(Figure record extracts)
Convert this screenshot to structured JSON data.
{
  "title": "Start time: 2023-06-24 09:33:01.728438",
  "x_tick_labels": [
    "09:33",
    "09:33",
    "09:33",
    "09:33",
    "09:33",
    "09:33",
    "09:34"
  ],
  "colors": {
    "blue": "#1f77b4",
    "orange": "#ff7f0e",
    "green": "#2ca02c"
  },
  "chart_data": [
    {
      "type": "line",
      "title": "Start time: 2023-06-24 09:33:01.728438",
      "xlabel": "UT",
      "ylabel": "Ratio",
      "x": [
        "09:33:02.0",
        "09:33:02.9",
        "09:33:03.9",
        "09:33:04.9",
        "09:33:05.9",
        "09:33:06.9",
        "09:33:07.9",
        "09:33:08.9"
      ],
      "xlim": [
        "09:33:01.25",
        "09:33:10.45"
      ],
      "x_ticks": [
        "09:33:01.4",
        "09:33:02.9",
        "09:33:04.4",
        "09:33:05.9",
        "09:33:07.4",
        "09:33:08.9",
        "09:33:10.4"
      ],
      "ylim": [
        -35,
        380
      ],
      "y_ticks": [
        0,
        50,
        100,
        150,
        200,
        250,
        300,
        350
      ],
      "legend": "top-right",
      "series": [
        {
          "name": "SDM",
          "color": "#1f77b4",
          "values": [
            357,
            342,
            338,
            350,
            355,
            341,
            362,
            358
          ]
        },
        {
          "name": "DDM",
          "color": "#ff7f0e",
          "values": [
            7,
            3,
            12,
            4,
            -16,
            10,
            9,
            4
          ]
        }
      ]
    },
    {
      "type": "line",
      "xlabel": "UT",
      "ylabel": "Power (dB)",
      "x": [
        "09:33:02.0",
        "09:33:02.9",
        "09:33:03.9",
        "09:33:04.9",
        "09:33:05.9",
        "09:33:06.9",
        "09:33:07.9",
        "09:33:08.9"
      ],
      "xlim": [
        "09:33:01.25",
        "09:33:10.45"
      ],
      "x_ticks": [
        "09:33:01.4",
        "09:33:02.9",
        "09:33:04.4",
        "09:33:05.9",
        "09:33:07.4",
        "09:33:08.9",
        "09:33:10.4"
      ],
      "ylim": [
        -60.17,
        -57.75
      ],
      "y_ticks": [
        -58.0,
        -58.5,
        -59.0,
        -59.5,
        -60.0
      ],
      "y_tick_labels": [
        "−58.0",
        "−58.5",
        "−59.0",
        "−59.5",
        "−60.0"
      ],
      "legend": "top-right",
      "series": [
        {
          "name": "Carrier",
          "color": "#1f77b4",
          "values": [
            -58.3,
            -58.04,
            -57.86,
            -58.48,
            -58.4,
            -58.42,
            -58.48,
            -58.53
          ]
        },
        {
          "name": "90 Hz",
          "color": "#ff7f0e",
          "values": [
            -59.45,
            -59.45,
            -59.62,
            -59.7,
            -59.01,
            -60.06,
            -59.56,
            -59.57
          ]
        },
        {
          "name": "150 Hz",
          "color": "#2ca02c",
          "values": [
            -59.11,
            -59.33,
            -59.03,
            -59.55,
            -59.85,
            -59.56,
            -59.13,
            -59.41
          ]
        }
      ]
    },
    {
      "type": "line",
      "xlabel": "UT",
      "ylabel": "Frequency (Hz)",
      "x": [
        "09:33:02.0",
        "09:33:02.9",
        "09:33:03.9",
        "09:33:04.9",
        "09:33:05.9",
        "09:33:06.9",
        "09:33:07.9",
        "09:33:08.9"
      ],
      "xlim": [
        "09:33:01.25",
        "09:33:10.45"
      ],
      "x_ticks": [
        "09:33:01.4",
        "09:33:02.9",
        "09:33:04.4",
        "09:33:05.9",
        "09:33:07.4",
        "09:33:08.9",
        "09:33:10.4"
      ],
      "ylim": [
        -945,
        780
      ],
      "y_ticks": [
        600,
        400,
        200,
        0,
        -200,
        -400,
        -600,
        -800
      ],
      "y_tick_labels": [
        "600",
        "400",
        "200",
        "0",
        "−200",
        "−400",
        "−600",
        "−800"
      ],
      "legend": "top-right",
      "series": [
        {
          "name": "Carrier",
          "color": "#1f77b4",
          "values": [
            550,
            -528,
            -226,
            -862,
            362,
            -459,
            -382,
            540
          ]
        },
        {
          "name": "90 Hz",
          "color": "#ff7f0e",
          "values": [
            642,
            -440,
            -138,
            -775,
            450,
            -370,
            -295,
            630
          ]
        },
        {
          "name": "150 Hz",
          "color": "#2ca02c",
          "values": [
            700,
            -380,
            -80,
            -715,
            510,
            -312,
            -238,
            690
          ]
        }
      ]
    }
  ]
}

*What this task involves:* Each line that holds the word "time" should be extracted from the records.

*The reply:*
  "title": "Start time: 2023-06-24 09:33:01.728438",
      "title": "Start time: 2023-06-24 09:33:01.728438",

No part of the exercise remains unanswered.